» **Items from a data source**
-*-*-
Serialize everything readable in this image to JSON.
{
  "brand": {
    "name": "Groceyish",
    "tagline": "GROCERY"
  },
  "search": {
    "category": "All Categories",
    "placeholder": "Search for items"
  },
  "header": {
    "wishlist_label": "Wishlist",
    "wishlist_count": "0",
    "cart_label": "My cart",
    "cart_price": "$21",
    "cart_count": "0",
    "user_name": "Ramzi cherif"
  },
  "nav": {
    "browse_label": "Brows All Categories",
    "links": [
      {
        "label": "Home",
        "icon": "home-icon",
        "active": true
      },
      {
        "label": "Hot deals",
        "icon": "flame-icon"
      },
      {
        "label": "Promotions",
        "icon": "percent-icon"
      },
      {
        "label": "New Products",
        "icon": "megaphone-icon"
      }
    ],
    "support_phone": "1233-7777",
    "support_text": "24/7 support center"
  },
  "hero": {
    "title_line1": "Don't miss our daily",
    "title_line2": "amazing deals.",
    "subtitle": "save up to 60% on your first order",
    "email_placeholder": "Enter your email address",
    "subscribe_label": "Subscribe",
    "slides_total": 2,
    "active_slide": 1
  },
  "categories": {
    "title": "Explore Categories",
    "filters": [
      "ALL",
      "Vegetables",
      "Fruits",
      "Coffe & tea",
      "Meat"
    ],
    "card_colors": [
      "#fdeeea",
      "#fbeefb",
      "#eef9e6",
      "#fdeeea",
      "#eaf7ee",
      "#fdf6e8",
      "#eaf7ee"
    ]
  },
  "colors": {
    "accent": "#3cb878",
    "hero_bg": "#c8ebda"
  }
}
-*-*-
» **INSTRUCTIONS TO FOLLOW**
Say, as a number only, how many lines of the data contain "deals".

» **WRITTEN RESPONSE**
2